--- Element box items ---
= = = =
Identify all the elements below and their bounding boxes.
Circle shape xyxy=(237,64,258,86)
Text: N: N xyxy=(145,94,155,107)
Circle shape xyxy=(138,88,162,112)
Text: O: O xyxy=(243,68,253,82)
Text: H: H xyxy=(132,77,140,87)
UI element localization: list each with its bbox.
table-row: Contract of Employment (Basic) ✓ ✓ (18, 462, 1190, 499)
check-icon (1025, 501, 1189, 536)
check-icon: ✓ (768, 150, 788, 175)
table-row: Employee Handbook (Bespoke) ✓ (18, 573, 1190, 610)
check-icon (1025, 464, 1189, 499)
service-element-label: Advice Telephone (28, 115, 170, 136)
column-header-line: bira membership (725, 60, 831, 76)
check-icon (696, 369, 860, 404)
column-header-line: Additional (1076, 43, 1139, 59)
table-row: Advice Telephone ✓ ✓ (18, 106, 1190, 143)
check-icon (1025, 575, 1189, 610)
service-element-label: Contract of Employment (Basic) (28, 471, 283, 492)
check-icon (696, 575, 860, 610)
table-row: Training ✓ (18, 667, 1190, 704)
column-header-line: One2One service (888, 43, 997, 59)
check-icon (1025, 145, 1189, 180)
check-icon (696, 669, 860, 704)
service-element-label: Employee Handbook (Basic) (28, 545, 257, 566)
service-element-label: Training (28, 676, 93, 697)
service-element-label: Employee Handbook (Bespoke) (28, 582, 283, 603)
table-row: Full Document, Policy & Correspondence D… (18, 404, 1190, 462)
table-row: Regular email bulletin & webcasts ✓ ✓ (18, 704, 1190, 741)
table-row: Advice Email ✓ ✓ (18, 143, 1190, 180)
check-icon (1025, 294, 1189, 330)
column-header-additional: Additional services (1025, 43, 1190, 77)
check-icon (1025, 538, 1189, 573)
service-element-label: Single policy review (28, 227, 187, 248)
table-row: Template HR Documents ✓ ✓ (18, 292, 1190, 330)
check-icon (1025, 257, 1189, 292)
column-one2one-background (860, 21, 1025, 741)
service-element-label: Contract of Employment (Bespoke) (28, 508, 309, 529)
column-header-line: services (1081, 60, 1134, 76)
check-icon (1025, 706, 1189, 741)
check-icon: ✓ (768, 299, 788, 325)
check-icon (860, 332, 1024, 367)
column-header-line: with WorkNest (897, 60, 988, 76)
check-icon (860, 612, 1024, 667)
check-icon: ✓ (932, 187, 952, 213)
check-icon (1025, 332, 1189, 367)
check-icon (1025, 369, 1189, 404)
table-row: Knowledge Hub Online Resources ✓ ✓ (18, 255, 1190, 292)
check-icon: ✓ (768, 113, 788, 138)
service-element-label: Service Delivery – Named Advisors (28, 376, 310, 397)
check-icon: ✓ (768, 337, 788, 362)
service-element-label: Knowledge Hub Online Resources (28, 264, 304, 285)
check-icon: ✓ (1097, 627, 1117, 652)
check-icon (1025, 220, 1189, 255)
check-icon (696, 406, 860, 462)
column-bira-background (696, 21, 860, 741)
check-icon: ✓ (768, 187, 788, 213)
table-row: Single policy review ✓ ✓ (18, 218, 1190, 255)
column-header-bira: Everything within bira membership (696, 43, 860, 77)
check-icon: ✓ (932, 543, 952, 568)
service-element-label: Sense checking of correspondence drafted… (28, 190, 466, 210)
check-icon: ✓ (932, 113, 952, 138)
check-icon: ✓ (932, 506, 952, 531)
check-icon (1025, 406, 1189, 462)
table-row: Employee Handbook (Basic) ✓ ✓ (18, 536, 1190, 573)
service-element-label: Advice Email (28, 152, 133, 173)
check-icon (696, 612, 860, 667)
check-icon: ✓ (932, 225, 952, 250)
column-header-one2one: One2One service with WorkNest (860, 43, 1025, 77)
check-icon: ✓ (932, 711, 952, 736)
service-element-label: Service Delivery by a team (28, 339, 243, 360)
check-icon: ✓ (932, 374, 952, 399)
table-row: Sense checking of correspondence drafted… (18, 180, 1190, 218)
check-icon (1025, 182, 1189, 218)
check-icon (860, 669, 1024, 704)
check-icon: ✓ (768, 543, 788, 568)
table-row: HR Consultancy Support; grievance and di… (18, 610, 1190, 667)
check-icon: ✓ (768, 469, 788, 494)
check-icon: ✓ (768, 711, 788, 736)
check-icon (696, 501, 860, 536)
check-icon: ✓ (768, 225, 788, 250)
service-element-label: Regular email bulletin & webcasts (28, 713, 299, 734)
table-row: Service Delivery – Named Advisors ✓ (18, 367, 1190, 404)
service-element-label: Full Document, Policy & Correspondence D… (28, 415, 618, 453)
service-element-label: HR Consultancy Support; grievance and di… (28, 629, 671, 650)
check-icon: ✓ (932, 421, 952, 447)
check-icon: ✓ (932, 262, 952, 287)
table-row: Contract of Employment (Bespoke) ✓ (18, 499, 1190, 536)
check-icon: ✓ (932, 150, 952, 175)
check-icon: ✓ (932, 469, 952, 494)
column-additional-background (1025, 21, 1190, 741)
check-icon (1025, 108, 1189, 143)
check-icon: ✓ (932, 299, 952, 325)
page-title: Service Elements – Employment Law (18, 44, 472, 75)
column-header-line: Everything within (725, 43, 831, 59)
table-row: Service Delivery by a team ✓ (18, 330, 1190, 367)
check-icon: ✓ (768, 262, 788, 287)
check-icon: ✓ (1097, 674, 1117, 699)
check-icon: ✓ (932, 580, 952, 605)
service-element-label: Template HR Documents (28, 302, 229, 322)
= = = =
--- Instructions to follow ---
Present every line of the items above as a Markdown table with the columns "Row" and "Line", numbering the rows in order and leaving out blank lines.

--- Task solution ---
| Row | Line |
|---|---|
| 1 | Identify all the elements below and their bounding boxes. |
| 2 | Circle shape xyxy=(237,64,258,86) |
| 3 | Text: N: N xyxy=(145,94,155,107) |
| 4 | Circle shape xyxy=(138,88,162,112) |
| 5 | Text: O: O xyxy=(243,68,253,82) |
| 6 | Text: H: H xyxy=(132,77,140,87) |
| 7 | UI element localization: list each with its bbox. |
| 8 | table-row: Contract of Employment (Basic) ✓ ✓ (18, 462, 1190, 499) |
| 9 | check-icon (1025, 501, 1189, 536) |
| 10 | check-icon: ✓ (768, 150, 788, 175) |
| 11 | table-row: Employee Handbook (Bespoke) ✓ (18, 573, 1190, 610) |
| 12 | check-icon (1025, 464, 1189, 499) |
| 13 | service-element-label: Advice Telephone (28, 115, 170, 136) |
| 14 | column-header-line: bira membership (725, 60, 831, 76) |
| 15 | check-icon (696, 369, 860, 404) |
| 16 | column-header-line: Additional (1076, 43, 1139, 59) |
| 17 | table-row: Advice Telephone ✓ ✓ (18, 106, 1190, 143) |
| 18 | check-icon (1025, 575, 1189, 610) |
| 19 | service-element-label: Contract of Employment (Basic) (28, 471, 283, 492) |
| 20 | check-icon (696, 575, 860, 610) |
| 21 | table-row: Training ✓ (18, 667, 1190, 704) |
| 22 | column-header-line: One2One service (888, 43, 997, 59) |
| 23 | check-icon (1025, 145, 1189, 180) |
| 24 | check-icon (696, 669, 860, 704) |
| 25 | service-element-label: Employee Handbook (Basic) (28, 545, 257, 566) |
| 26 | service-element-label: Training (28, 676, 93, 697) |
| 27 | service-element-label: Employee Handbook (Bespoke) (28, 582, 283, 603) |
| 28 | table-row: Full Document, Policy & Correspondence D… (18, 404, 1190, 462) |
| 29 | table-row: Regular email bulletin & webcasts ✓ ✓ (18, 704, 1190, 741) |
| 30 | table-row: Advice Email ✓ ✓ (18, 143, 1190, 180) |
| 31 | check-icon (1025, 294, 1189, 330) |
| 32 | column-header-additional: Additional services (1025, 43, 1190, 77) |
| 33 | check-icon (1025, 538, 1189, 573) |
| 34 | service-element-label: Single policy review (28, 227, 187, 248) |
| 35 | table-row: Template HR Documents ✓ ✓ (18, 292, 1190, 330) |
| 36 | check-icon (1025, 257, 1189, 292) |
| 37 | column-one2one-background (860, 21, 1025, 741) |
| 38 | service-element-label: Contract of Employment (Bespoke) (28, 508, 309, 529) |
| 39 | column-header-line: services (1081, 60, 1134, 76) |
| 40 | check-icon (1025, 706, 1189, 741) |
| 41 | check-icon: ✓ (768, 299, 788, 325) |
| 42 | check-icon (860, 332, 1024, 367) |
| 43 | column-header-line: with WorkNest (897, 60, 988, 76) |
| 44 | check-icon (860, 612, 1024, 667) |
| 45 | check-icon: ✓ (932, 187, 952, 213) |
| 46 | check-icon (1025, 332, 1189, 367) |
| 47 | check-icon (1025, 369, 1189, 404) |
| 48 | table-row: Knowledge Hub Online Resources ✓ ✓ (18, 255, 1190, 292) |
| 49 | check-icon: ✓ (768, 113, 788, 138) |
| 50 | service-element-label: Service Delivery – Named Advisors (28, 376, 310, 397) |
| 51 | check-icon: ✓ (768, 337, 788, 362) |
| 52 | service-element-label: Knowledge Hub Online Resources (28, 264, 304, 285) |
| 53 | check-icon: ✓ (1097, 627, 1117, 652) |
| 54 | check-icon (1025, 220, 1189, 255) |
| 55 | check-icon (696, 406, 860, 462) |
| 56 | column-bira-background (696, 21, 860, 741) |
| 57 | check-icon: ✓ (768, 187, 788, 213) |
| 58 | table-row: Single policy review ✓ ✓ (18, 218, 1190, 255) |
| 59 | column-header-bira: Everything within bira membership (696, 43, 860, 77) |
| 60 | check-icon: ✓ (932, 543, 952, 568) |
| 61 | service-element-label: Sense checking of correspondence drafted… (28, 190, 466, 210) |
| 62 | check-icon: ✓ (932, 113, 952, 138) |
| 63 | check-icon: ✓ (932, 506, 952, 531) |
| 64 | check-icon (1025, 406, 1189, 462) |
| 65 | table-row: Employee Handbook (Basic) ✓ ✓ (18, 536, 1190, 573) |
| 66 | service-element-label: Advice Email (28, 152, 133, 173) |
| 67 | check-icon (696, 612, 860, 667) |
| 68 | check-icon: ✓ (932, 225, 952, 250) |
| 69 | column-header-one2one: One2One service with WorkNest (860, 43, 1025, 77) |
| 70 | check-icon: ✓ (932, 711, 952, 736) |
| 71 | service-element-label: Service Delivery by a team (28, 339, 243, 360) |
| 72 | check-icon: ✓ (932, 374, 952, 399) |
| 73 | table-row: Sense checking of correspondence drafted… (18, 180, 1190, 218) |
| 74 | check-icon (1025, 182, 1189, 218) |
| 75 | check-icon (860, 669, 1024, 704) |
| 76 | check-icon: ✓ (768, 543, 788, 568) |
| 77 | table-row: HR Consultancy Support; grievance and di… (18, 610, 1190, 667) |
| 78 | check-icon: ✓ (768, 469, 788, 494) |
| 79 | check-icon: ✓ (768, 711, 788, 736) |
| 80 | check-icon (696, 501, 860, 536) |
| 81 | check-icon: ✓ (768, 225, 788, 250) |
| 82 | service-element-label: Regular email bulletin & webcasts (28, 713, 299, 734) |
| 83 | table-row: Service Delivery – Named Advisors ✓ (18, 367, 1190, 404) |
| 84 | service-element-label: Full Document, Policy & Correspondence D… (28, 415, 618, 453) |
| 85 | service-element-label: HR Consultancy Support; grievance and di… (28, 629, 671, 650) |
| 86 | check-icon: ✓ (932, 421, 952, 447) |
| 87 | check-icon: ✓ (932, 262, 952, 287) |
| 88 | table-row: Contract of Employment (Bespoke) ✓ (18, 499, 1190, 536) |
| 89 | check-icon: ✓ (932, 150, 952, 175) |
| 90 | check-icon: ✓ (932, 469, 952, 494) |
| 91 | column-additional-background (1025, 21, 1190, 741) |
| 92 | check-icon (1025, 108, 1189, 143) |
| 93 | check-icon: ✓ (932, 299, 952, 325) |
| 94 | page-title: Service Elements – Employment Law (18, 44, 472, 75) |
| 95 | column-header-line: Everything within (725, 43, 831, 59) |
| 96 | table-row: Service Delivery by a team ✓ (18, 330, 1190, 367) |
| 97 | check-icon: ✓ (768, 262, 788, 287) |
| 98 | check-icon: ✓ (1097, 674, 1117, 699) |
| 99 | check-icon: ✓ (932, 580, 952, 605) |
| 100 | service-element-label: Template HR Documents (28, 302, 229, 322) |